* What this task involves
Copy out each line that has "scale" in it.

* Records for processing
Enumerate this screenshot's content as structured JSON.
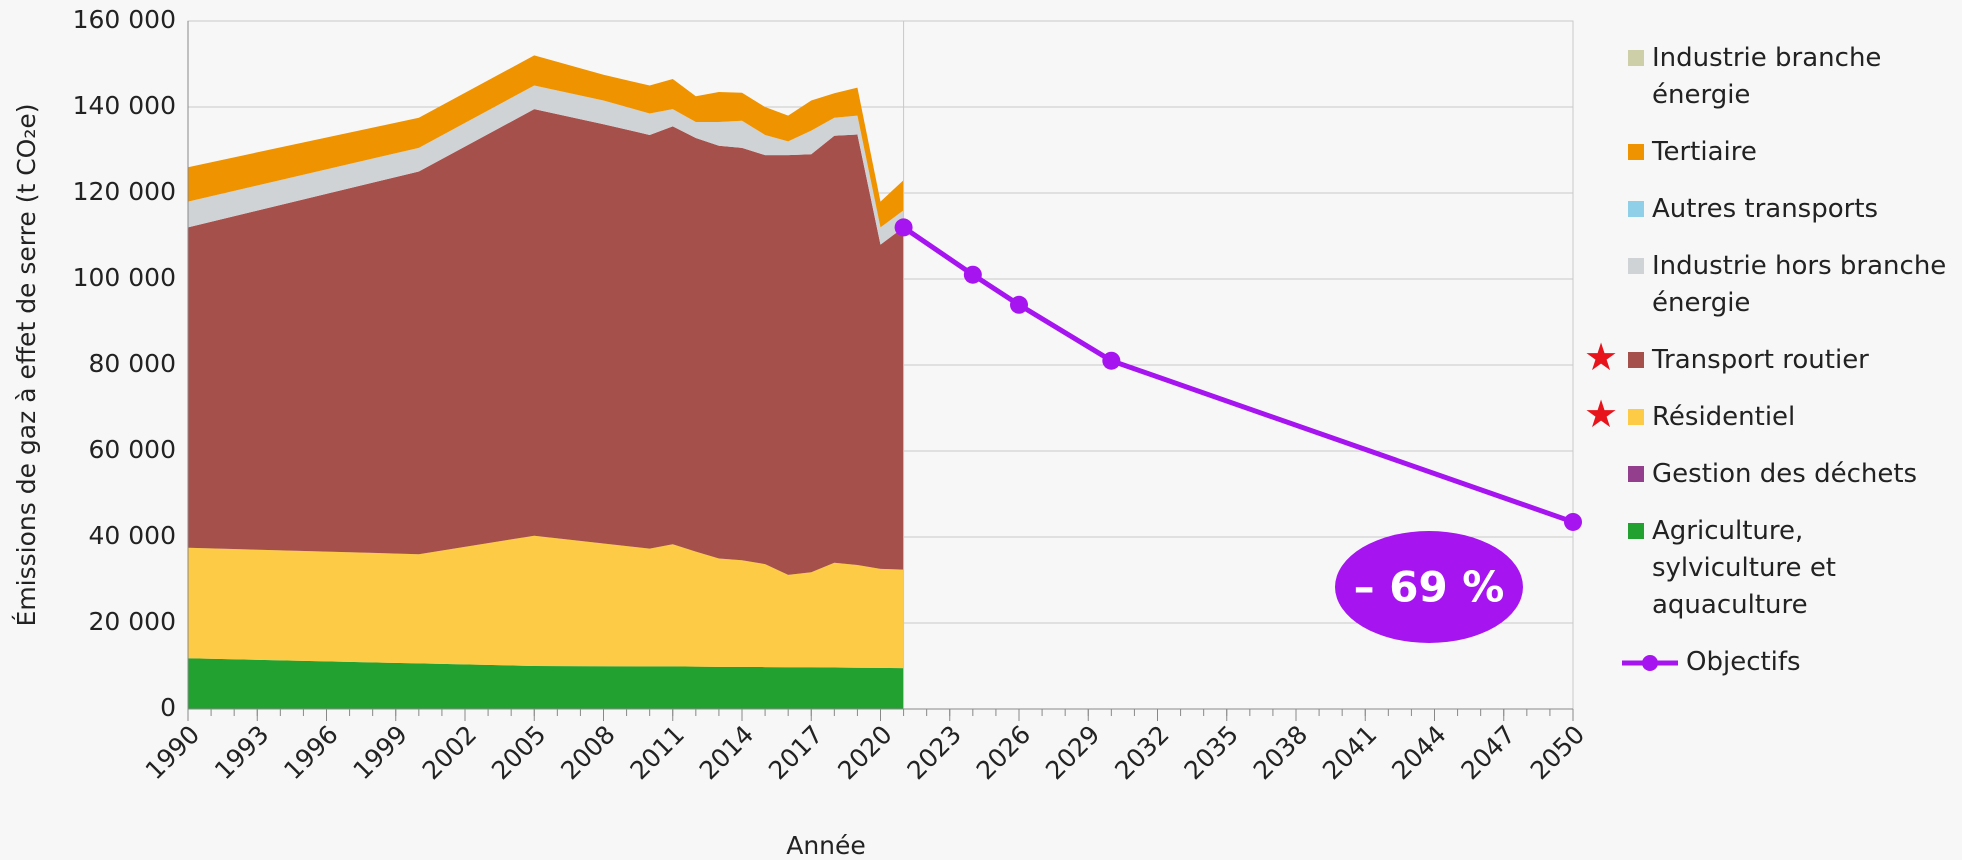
{
  "chart_data": {
    "type": "stacked_area",
    "ylabel": "Émissions de gaz à effet de serre (t CO₂e)",
    "xlabel": "Année",
    "annotation": "– 69 %",
    "x": [
      1990,
      2000,
      2005,
      2008,
      2010,
      2011,
      2012,
      2013,
      2014,
      2015,
      2016,
      2017,
      2018,
      2019,
      2020,
      2021
    ],
    "series": [
      {
        "name": "Agriculture, sylviculture et aquaculture",
        "color": "#22a130",
        "values": [
          11800,
          10600,
          10000,
          9950,
          9900,
          9900,
          9850,
          9800,
          9800,
          9750,
          9700,
          9700,
          9650,
          9600,
          9550,
          9500
        ]
      },
      {
        "name": "Gestion des déchets",
        "color": "#943e8e",
        "values": [
          0,
          0,
          0,
          0,
          0,
          0,
          0,
          0,
          0,
          0,
          0,
          0,
          0,
          0,
          0,
          0
        ]
      },
      {
        "name": "Résidentiel",
        "color": "#fdcb45",
        "values": [
          25700,
          25400,
          30300,
          28550,
          27400,
          28400,
          26750,
          25200,
          24800,
          23950,
          21500,
          22100,
          24350,
          23900,
          23050,
          22900
        ]
      },
      {
        "name": "Transport routier",
        "color": "#a6504b",
        "values": [
          74500,
          89000,
          99200,
          97500,
          96200,
          97200,
          96200,
          96000,
          95900,
          95100,
          97600,
          97200,
          99300,
          100100,
          75400,
          79600
        ]
      },
      {
        "name": "Industrie hors branche énergie",
        "color": "#cfd3d6",
        "values": [
          6000,
          5500,
          5500,
          5500,
          5000,
          4000,
          3700,
          5500,
          6300,
          4700,
          3200,
          5500,
          4200,
          4400,
          4000,
          4000
        ]
      },
      {
        "name": "Autres transports",
        "color": "#8fcfe8",
        "values": [
          0,
          0,
          0,
          0,
          0,
          0,
          0,
          0,
          0,
          0,
          0,
          0,
          0,
          0,
          0,
          0
        ]
      },
      {
        "name": "Tertiaire",
        "color": "#ef9400",
        "values": [
          8000,
          7000,
          7000,
          6000,
          6500,
          7000,
          6000,
          7000,
          6500,
          6500,
          6000,
          7000,
          5700,
          6500,
          6000,
          7000
        ]
      },
      {
        "name": "Industrie branche énergie",
        "color": "#cdcfa8",
        "values": [
          0,
          0,
          0,
          0,
          0,
          0,
          0,
          0,
          0,
          0,
          0,
          0,
          0,
          0,
          0,
          0
        ]
      }
    ],
    "objectives": {
      "name": "Objectifs",
      "color": "#a614f0",
      "x": [
        2021,
        2024,
        2026,
        2030,
        2050
      ],
      "values": [
        112000,
        101000,
        94000,
        81000,
        43500
      ]
    },
    "xlim": [
      1990,
      2050
    ],
    "xticks": [
      1990,
      1993,
      1996,
      1999,
      2002,
      2005,
      2008,
      2011,
      2014,
      2017,
      2020,
      2023,
      2026,
      2029,
      2032,
      2035,
      2038,
      2041,
      2044,
      2047,
      2050
    ],
    "ylim": [
      0,
      160000
    ],
    "yticks": [
      0,
      {
        "value": 20000,
        "label": "20 000"
      },
      {
        "value": 40000,
        "label": "40 000"
      },
      {
        "value": 60000,
        "label": "60 000"
      },
      {
        "value": 80000,
        "label": "80 000"
      },
      {
        "value": 100000,
        "label": "100 000"
      },
      {
        "value": 120000,
        "label": "120 000"
      },
      {
        "value": 140000,
        "label": "140 000"
      },
      {
        "value": 160000,
        "label": "160 000"
      }
    ],
    "grid": true
  }
}
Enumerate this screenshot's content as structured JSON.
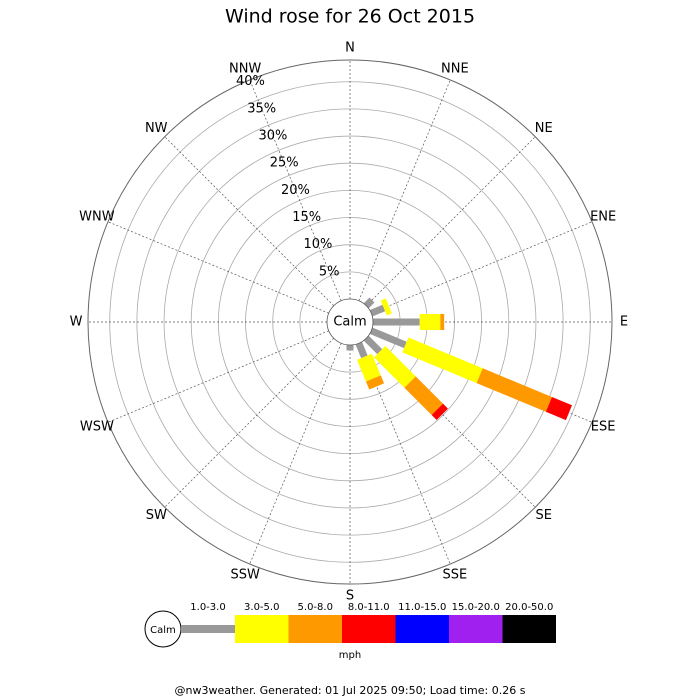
{
  "chart_data": {
    "type": "windrose",
    "title": "Wind rose for 26 Oct 2015",
    "directions": [
      "N",
      "NNE",
      "NE",
      "ENE",
      "E",
      "ESE",
      "SE",
      "SSE",
      "S",
      "SSW",
      "SW",
      "WSW",
      "W",
      "WNW",
      "NW",
      "NNW"
    ],
    "center_label": "Calm",
    "rlim": [
      0,
      44
    ],
    "rticks": [
      {
        "value": 5,
        "label": "5%"
      },
      {
        "value": 10,
        "label": "10%"
      },
      {
        "value": 15,
        "label": "15%"
      },
      {
        "value": 20,
        "label": "20%"
      },
      {
        "value": 25,
        "label": "25%"
      },
      {
        "value": 30,
        "label": "30%"
      },
      {
        "value": 35,
        "label": "35%"
      },
      {
        "value": 40,
        "label": "40%"
      }
    ],
    "series": [
      {
        "name": "1.0-3.0",
        "color": "#999999",
        "values": [
          0,
          0,
          1.5,
          2.5,
          8.6,
          6.8,
          3.5,
          2.7,
          1.0,
          0,
          0,
          0,
          0,
          0,
          0,
          0
        ]
      },
      {
        "name": "3.0-5.0",
        "color": "#ffff00",
        "values": [
          0,
          0,
          0,
          1.0,
          3.8,
          14.8,
          7.9,
          4.3,
          0,
          0,
          0,
          0,
          0,
          0,
          0,
          0
        ]
      },
      {
        "name": "5.0-8.0",
        "color": "#ff9900",
        "values": [
          0,
          0,
          0,
          0,
          0.7,
          13.8,
          7.1,
          1.6,
          0,
          0,
          0,
          0,
          0,
          0,
          0,
          0
        ]
      },
      {
        "name": "8.0-11.0",
        "color": "#ff0000",
        "values": [
          0,
          0,
          0,
          0,
          0,
          4.0,
          1.3,
          0,
          0,
          0,
          0,
          0,
          0,
          0,
          0,
          0
        ]
      },
      {
        "name": "11.0-15.0",
        "color": "#0000ff",
        "values": [
          0,
          0,
          0,
          0,
          0,
          0,
          0,
          0,
          0,
          0,
          0,
          0,
          0,
          0,
          0,
          0
        ]
      },
      {
        "name": "15.0-20.0",
        "color": "#a020f0",
        "values": [
          0,
          0,
          0,
          0,
          0,
          0,
          0,
          0,
          0,
          0,
          0,
          0,
          0,
          0,
          0,
          0
        ]
      },
      {
        "name": "20.0-50.0",
        "color": "#000000",
        "values": [
          0,
          0,
          0,
          0,
          0,
          0,
          0,
          0,
          0,
          0,
          0,
          0,
          0,
          0,
          0,
          0
        ]
      }
    ],
    "legend_unit": "mph",
    "footer": "@nw3weather. Generated: 01 Jul 2025 09:50; Load time: 0.26 s"
  }
}
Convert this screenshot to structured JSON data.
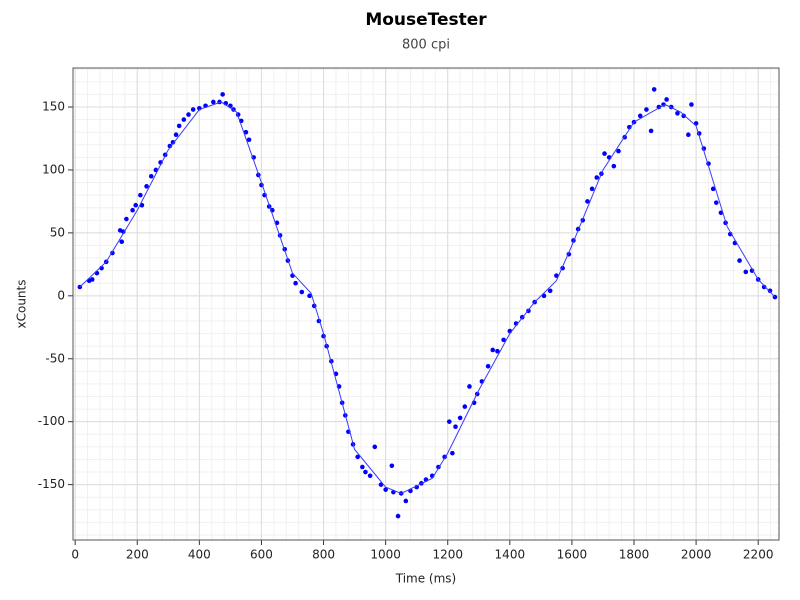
{
  "chart_data": {
    "type": "scatter",
    "title": "MouseTester",
    "subtitle": "800 cpi",
    "xlabel": "Time (ms)",
    "ylabel": "xCounts",
    "xlim": [
      -7,
      2267
    ],
    "ylim": [
      -194,
      181
    ],
    "xticks": [
      0,
      200,
      400,
      600,
      800,
      1000,
      1200,
      1400,
      1600,
      1800,
      2000,
      2200
    ],
    "yticks": [
      -150,
      -100,
      -50,
      0,
      50,
      100,
      150
    ],
    "grid": true,
    "series": [
      {
        "type": "scatter",
        "color": "#0000ff",
        "x": [
          15,
          45,
          55,
          70,
          85,
          100,
          120,
          145,
          150,
          155,
          165,
          185,
          195,
          210,
          215,
          230,
          245,
          260,
          275,
          290,
          305,
          315,
          325,
          335,
          350,
          365,
          380,
          400,
          420,
          445,
          465,
          475,
          485,
          500,
          510,
          525,
          535,
          550,
          560,
          575,
          590,
          600,
          610,
          625,
          635,
          650,
          660,
          675,
          685,
          700,
          710,
          730,
          755,
          770,
          785,
          800,
          810,
          825,
          840,
          850,
          860,
          870,
          880,
          895,
          910,
          925,
          935,
          950,
          965,
          985,
          1000,
          1020,
          1025,
          1040,
          1050,
          1065,
          1080,
          1100,
          1115,
          1130,
          1150,
          1170,
          1190,
          1205,
          1215,
          1225,
          1240,
          1255,
          1270,
          1285,
          1295,
          1310,
          1330,
          1345,
          1360,
          1380,
          1400,
          1420,
          1440,
          1460,
          1480,
          1510,
          1530,
          1550,
          1570,
          1590,
          1605,
          1620,
          1635,
          1650,
          1665,
          1680,
          1695,
          1705,
          1720,
          1735,
          1750,
          1770,
          1785,
          1800,
          1820,
          1840,
          1855,
          1865,
          1880,
          1895,
          1905,
          1920,
          1940,
          1960,
          1975,
          1985,
          2000,
          2010,
          2025,
          2040,
          2055,
          2065,
          2080,
          2095,
          2110,
          2125,
          2140,
          2160,
          2180,
          2200,
          2219,
          2238,
          2254
        ],
        "values": [
          7,
          12,
          13,
          18,
          22,
          27,
          34,
          52,
          43,
          51,
          61,
          68,
          72,
          80,
          72,
          87,
          95,
          100,
          106,
          112,
          119,
          122,
          128,
          135,
          140,
          144,
          148,
          149,
          151,
          154,
          154,
          160,
          153,
          151,
          148,
          144,
          139,
          130,
          124,
          110,
          96,
          88,
          80,
          71,
          68,
          58,
          48,
          37,
          28,
          16,
          10,
          3,
          0,
          -8,
          -20,
          -32,
          -40,
          -52,
          -62,
          -72,
          -85,
          -95,
          -108,
          -118,
          -128,
          -136,
          -140,
          -143,
          -120,
          -150,
          -154,
          -135,
          -156,
          -175,
          -157,
          -163,
          -155,
          -152,
          -149,
          -146,
          -143,
          -136,
          -128,
          -100,
          -125,
          -104,
          -97,
          -88,
          -72,
          -85,
          -78,
          -68,
          -56,
          -43,
          -44,
          -35,
          -28,
          -22,
          -17,
          -12,
          -5,
          0,
          4,
          16,
          22,
          33,
          44,
          53,
          60,
          75,
          85,
          94,
          97,
          113,
          110,
          103,
          115,
          126,
          134,
          138,
          143,
          148,
          131,
          164,
          150,
          152,
          156,
          150,
          145,
          143,
          128,
          152,
          137,
          129,
          117,
          105,
          85,
          74,
          66,
          58,
          49,
          42,
          28,
          19,
          20,
          13,
          7,
          4,
          -1
        ]
      },
      {
        "type": "line",
        "color": "#3a3aff",
        "x": [
          15,
          100,
          200,
          300,
          400,
          470,
          520,
          600,
          700,
          760,
          800,
          900,
          1000,
          1050,
          1150,
          1200,
          1300,
          1400,
          1480,
          1550,
          1600,
          1700,
          1800,
          1900,
          1950,
          2000,
          2100,
          2200,
          2254
        ],
        "values": [
          7,
          27,
          68,
          116,
          148,
          154,
          146,
          90,
          18,
          2,
          -30,
          -122,
          -152,
          -157,
          -145,
          -125,
          -75,
          -30,
          -5,
          12,
          40,
          100,
          138,
          152,
          146,
          135,
          55,
          13,
          -1
        ]
      }
    ]
  }
}
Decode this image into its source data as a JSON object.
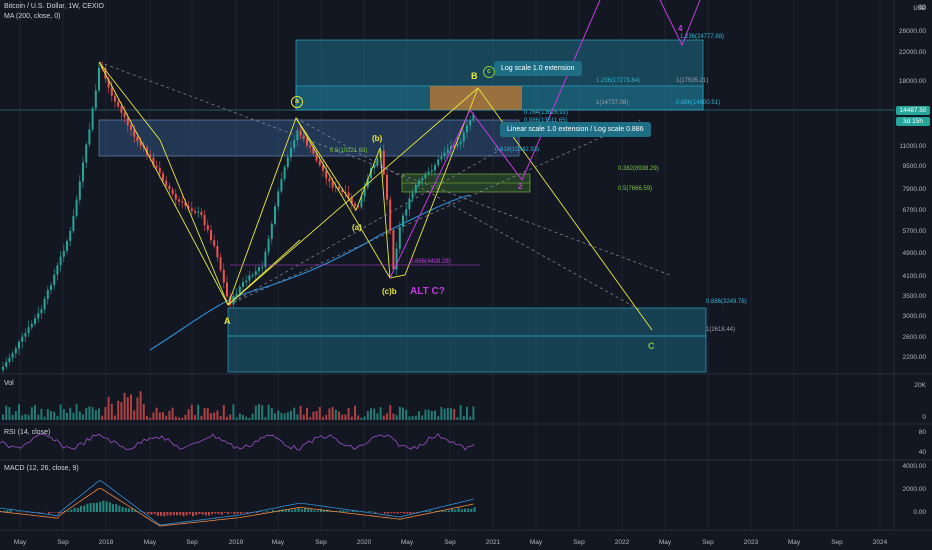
{
  "header": {
    "symbol": "Bitcoin / U.S. Dollar, 1W, CEXIO",
    "ma": "MA (200, close, 0)"
  },
  "panes": {
    "vol": "Vol",
    "rsi": "RSI (14, close)",
    "macd": "MACD (12, 26, close, 9)"
  },
  "currency": "USD",
  "price_axis": [
    "32000.00",
    "26000.00",
    "22000.00",
    "18000.00",
    "11000.00",
    "9500.00",
    "7900.00",
    "6700.00",
    "5700.00",
    "4900.00",
    "4100.00",
    "3500.00",
    "3000.00",
    "2600.00",
    "2200.00"
  ],
  "price_badges": {
    "last": "14487.50",
    "countdown": "3d 15h",
    "top": "32"
  },
  "vol_axis": [
    "20K",
    "0"
  ],
  "rsi_axis": [
    "80",
    "40"
  ],
  "macd_axis": [
    "4000.00",
    "2000.00",
    "0.00"
  ],
  "time_axis": [
    "May",
    "Sep",
    "2018",
    "May",
    "Sep",
    "2019",
    "May",
    "Sep",
    "2020",
    "May",
    "Sep",
    "2021",
    "May",
    "Sep",
    "2022",
    "May",
    "Sep",
    "2023",
    "May",
    "Sep",
    "2024"
  ],
  "notes": {
    "log_ext": "Log scale 1.0 extension",
    "lin_ext": "Linear scale 1.0 extension / Log scale 0.886"
  },
  "fib_labels": {
    "f1236b": "1.236(24777.88)",
    "f1236a": "1.236(17273.84)",
    "f1_17505": "1(17505.21)",
    "f1_14737": "1(14737.08)",
    "f0886_14800": "0.886(14800.51)",
    "f0764": "0.764(13626.91)",
    "f0886_13511": "0.886(13511.65)",
    "f05_10221": "0.5(10221.63)",
    "f0618": "0.618(10342.93)",
    "f0382": "0.382(8938.29)",
    "f05_7666": "0.5(7666.59)",
    "f0886_4408": "0.886(4408.28)",
    "f0886_3249": "0.886(3249.78)",
    "f1_2618": "1(2618.44)"
  },
  "waves": {
    "A": "A",
    "B": "B",
    "C": "C",
    "a": "a",
    "c_circ": "c",
    "b_paren": "(b)",
    "a_paren": "(a)",
    "cb": "(c)b",
    "alt": "ALT C?",
    "n2": "2",
    "n4": "4"
  },
  "colors": {
    "bg": "#131722",
    "up": "#26a69a",
    "down": "#ef5350",
    "wave_yellow": "#e8e83a",
    "wave_magenta": "#c43ae0",
    "ma": "#2f8fd8",
    "fib_teal": "#2bb6d8",
    "fib_green": "#7ec83c"
  }
}
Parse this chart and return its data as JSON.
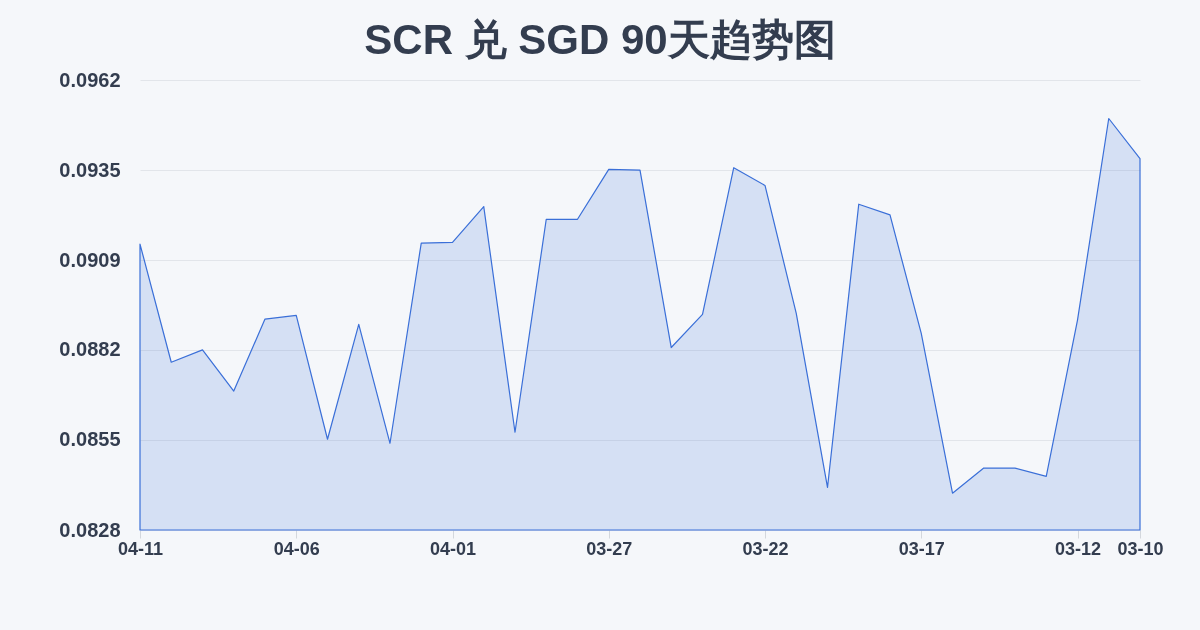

* Answer for the task
    "log_ext": "Log scale 1.0 extension",
    "lin_ext": "Linear scale 1.0 extension / Log scale 0.886"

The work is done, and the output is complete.